▽

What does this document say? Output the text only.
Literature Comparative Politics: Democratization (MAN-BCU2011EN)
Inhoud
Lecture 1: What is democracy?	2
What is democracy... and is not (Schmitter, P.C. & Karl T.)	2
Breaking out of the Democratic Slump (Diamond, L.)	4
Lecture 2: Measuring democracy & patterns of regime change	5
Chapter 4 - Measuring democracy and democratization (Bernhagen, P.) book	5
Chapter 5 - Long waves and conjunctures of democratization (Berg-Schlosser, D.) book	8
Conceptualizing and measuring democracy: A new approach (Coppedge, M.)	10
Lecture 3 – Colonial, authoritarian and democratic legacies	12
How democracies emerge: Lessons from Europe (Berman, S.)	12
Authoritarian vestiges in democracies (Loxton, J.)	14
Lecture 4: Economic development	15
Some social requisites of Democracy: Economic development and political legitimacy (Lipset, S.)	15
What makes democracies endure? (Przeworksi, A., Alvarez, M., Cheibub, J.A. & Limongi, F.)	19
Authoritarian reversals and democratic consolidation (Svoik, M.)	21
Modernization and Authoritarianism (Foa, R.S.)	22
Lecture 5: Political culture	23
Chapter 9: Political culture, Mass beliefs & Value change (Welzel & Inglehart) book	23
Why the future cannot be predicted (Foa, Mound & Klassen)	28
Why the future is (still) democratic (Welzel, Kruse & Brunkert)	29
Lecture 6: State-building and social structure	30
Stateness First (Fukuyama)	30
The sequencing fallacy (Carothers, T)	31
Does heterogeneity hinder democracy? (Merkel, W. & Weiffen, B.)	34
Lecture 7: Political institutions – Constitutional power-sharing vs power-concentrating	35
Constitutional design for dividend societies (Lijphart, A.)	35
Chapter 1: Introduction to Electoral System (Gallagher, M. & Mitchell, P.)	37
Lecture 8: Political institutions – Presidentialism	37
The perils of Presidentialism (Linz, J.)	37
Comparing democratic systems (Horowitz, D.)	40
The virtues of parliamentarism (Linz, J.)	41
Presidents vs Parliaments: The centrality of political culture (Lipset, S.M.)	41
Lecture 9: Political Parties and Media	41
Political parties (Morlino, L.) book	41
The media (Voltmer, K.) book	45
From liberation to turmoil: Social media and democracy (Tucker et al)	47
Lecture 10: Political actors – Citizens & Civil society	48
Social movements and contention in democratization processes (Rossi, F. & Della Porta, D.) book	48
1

△

**WRITTEN EXERCISE**
Each record above should be repeated exactly as it appears.

**IN RESPONSE**
What does this document say? Output the text only.
Literature Comparative Politics: Democratization (MAN-BCU2011EN)
Inhoud
Lecture 1: What is democracy?	2
What is democracy... and is not (Schmitter, P.C. & Karl T.)	2
Breaking out of the Democratic Slump (Diamond, L.)	4
Lecture 2: Measuring democracy & patterns of regime change	5
Chapter 4 - Measuring democracy and democratization (Bernhagen, P.) book	5
Chapter 5 - Long waves and conjunctures of democratization (Berg-Schlosser, D.) book	8
Conceptualizing and measuring democracy: A new approach (Coppedge, M.)	10
Lecture 3 – Colonial, authoritarian and democratic legacies	12
How democracies emerge: Lessons from Europe (Berman, S.)	12
Authoritarian vestiges in democracies (Loxton, J.)	14
Lecture 4: Economic development	15
Some social requisites of Democracy: Economic development and political legitimacy (Lipset, S.)	15
What makes democracies endure? (Przeworksi, A., Alvarez, M., Cheibub, J.A. & Limongi, F.)	19
Authoritarian reversals and democratic consolidation (Svoik, M.)	21
Modernization and Authoritarianism (Foa, R.S.)	22
Lecture 5: Political culture	23
Chapter 9: Political culture, Mass beliefs & Value change (Welzel & Inglehart) book	23
Why the future cannot be predicted (Foa, Mound & Klassen)	28
Why the future is (still) democratic (Welzel, Kruse & Brunkert)	29
Lecture 6: State-building and social structure	30
Stateness First (Fukuyama)	30
The sequencing fallacy (Carothers, T)	31
Does heterogeneity hinder democracy? (Merkel, W. & Weiffen, B.)	34
Lecture 7: Political institutions – Constitutional power-sharing vs power-concentrating	35
Constitutional design for dividend societies (Lijphart, A.)	35
Chapter 1: Introduction to Electoral System (Gallagher, M. & Mitchell, P.)	37
Lecture 8: Political institutions – Presidentialism	37
The perils of Presidentialism (Linz, J.)	37
Comparing democratic systems (Horowitz, D.)	40
The virtues of parliamentarism (Linz, J.)	41
Presidents vs Parliaments: The centrality of political culture (Lipset, S.M.)	41
Lecture 9: Political Parties and Media	41
Political parties (Morlino, L.) book	41
The media (Voltmer, K.) book	45
From liberation to turmoil: Social media and democracy (Tucker et al)	47
Lecture 10: Political actors – Citizens & Civil society	48
Social movements and contention in democratization processes (Rossi, F. & Della Porta, D.) book	48
1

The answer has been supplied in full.